**EXERCISE BRIEF:**
Starting with the line that contains "What data populates", copy every line through the end of the data below, exactly and with nothing added.

**SUPPLIED RECORDS:**
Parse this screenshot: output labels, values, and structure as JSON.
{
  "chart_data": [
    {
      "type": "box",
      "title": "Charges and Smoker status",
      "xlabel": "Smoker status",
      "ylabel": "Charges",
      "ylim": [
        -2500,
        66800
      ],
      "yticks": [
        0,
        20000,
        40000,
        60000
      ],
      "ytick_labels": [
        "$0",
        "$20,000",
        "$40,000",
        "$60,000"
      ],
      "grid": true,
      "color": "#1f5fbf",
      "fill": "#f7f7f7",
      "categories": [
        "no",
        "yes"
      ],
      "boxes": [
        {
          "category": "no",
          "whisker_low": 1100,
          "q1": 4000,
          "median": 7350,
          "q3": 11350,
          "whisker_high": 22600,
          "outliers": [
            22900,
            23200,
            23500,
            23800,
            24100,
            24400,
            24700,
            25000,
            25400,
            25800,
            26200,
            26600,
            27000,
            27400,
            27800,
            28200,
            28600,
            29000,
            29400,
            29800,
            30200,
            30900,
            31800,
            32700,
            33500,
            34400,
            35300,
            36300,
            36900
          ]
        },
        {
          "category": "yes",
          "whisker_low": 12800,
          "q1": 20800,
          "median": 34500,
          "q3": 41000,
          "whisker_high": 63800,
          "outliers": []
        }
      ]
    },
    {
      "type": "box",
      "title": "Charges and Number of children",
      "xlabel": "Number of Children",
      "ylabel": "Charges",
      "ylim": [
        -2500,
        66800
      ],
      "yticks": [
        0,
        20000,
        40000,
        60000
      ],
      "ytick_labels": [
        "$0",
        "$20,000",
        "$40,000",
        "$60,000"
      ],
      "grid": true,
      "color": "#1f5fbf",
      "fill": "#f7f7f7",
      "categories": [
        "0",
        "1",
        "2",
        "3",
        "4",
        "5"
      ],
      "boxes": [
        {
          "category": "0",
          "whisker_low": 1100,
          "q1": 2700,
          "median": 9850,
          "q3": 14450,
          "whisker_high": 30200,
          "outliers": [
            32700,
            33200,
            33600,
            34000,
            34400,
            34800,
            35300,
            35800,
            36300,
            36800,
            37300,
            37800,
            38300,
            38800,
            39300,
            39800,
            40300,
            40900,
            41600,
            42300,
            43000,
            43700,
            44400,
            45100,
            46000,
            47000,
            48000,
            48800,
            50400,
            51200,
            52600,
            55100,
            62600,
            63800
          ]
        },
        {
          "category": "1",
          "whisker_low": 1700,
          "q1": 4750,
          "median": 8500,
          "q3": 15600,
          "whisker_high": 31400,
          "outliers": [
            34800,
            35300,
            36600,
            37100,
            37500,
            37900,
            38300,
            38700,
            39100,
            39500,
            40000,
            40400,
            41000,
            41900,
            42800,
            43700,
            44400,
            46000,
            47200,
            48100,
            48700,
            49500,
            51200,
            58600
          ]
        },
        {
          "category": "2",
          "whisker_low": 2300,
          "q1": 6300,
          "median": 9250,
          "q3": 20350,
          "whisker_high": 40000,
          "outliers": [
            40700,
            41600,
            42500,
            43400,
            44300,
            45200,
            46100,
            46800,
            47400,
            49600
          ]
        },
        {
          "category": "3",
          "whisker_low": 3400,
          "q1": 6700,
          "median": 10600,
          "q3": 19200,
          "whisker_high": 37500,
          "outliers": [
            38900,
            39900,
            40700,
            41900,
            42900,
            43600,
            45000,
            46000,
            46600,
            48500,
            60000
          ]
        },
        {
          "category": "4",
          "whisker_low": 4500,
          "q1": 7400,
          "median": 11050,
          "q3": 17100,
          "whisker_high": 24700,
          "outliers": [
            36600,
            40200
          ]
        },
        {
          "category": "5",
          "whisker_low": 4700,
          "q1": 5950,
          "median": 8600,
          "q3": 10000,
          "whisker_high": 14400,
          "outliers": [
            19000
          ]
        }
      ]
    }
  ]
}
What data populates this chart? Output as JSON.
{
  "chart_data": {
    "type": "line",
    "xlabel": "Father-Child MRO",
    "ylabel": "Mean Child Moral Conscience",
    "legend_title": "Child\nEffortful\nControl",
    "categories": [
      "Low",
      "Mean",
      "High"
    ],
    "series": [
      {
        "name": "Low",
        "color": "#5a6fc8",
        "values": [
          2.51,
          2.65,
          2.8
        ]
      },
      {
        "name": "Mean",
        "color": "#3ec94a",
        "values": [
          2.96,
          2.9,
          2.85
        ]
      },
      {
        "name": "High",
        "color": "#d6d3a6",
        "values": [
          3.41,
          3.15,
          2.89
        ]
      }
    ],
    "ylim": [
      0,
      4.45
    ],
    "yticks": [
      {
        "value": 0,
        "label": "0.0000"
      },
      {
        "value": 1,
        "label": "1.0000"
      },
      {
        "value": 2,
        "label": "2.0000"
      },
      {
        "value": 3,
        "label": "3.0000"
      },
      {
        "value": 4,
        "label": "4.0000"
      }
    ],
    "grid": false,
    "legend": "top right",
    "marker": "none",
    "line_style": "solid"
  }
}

**FULL ANSWER:**
What data populates this chart? Output as JSON.
{
  "chart_data": {
    "type": "line",
    "xlabel": "Father-Child MRO",
    "ylabel": "Mean Child Moral Conscience",
    "legend_title": "Child\nEffortful\nControl",
    "categories": [
      "Low",
      "Mean",
      "High"
    ],
    "series": [
      {
        "name": "Low",
        "color": "#5a6fc8",
        "values": [
          2.51,
          2.65,
          2.8
        ]
      },
      {
        "name": "Mean",
        "color": "#3ec94a",
        "values": [
          2.96,
          2.9,
          2.85
        ]
      },
      {
        "name": "High",
        "color": "#d6d3a6",
        "values": [
          3.41,
          3.15,
          2.89
        ]
      }
    ],
    "ylim": [
      0,
      4.45
    ],
    "yticks": [
      {
        "value": 0,
        "label": "0.0000"
      },
      {
        "value": 1,
        "label": "1.0000"
      },
      {
        "value": 2,
        "label": "2.0000"
      },
      {
        "value": 3,
        "label": "3.0000"
      },
      {
        "value": 4,
        "label": "4.0000"
      }
    ],
    "grid": false,
    "legend": "top right",
    "marker": "none",
    "line_style": "solid"
  }
}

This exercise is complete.